Below are records; count the lines in them that hold "color" and give only the count.

Data items:
----------------

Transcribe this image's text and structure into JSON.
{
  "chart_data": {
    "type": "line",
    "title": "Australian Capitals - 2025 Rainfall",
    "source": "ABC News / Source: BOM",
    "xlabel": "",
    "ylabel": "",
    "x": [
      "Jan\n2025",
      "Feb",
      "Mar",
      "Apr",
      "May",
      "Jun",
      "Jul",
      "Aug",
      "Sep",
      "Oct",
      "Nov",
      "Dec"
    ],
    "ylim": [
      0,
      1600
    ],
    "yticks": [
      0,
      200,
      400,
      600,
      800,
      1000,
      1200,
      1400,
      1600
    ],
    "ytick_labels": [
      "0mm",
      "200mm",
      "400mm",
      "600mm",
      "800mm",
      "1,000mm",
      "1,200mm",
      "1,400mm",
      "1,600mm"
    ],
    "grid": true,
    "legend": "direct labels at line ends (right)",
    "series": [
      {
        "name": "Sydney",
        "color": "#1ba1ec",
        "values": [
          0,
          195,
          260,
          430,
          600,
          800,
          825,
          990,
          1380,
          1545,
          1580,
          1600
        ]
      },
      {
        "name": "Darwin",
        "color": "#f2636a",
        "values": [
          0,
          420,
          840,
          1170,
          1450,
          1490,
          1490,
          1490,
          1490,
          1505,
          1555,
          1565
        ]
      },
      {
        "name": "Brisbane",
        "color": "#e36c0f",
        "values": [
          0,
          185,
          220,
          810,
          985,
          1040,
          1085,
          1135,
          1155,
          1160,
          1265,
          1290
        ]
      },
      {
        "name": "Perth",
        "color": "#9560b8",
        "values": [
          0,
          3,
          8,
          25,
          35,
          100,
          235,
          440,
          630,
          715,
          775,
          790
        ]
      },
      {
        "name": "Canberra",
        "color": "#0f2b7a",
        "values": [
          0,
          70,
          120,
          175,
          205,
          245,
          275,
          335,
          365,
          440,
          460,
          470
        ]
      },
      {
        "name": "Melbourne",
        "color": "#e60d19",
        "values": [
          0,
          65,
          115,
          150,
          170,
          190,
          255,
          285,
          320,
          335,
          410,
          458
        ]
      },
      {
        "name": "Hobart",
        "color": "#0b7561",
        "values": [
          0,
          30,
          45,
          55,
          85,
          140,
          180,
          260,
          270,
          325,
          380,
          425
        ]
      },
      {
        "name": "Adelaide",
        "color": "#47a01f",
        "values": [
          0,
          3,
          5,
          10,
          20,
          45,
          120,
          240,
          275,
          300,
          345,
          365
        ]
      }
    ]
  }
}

----------------

Final answer: 8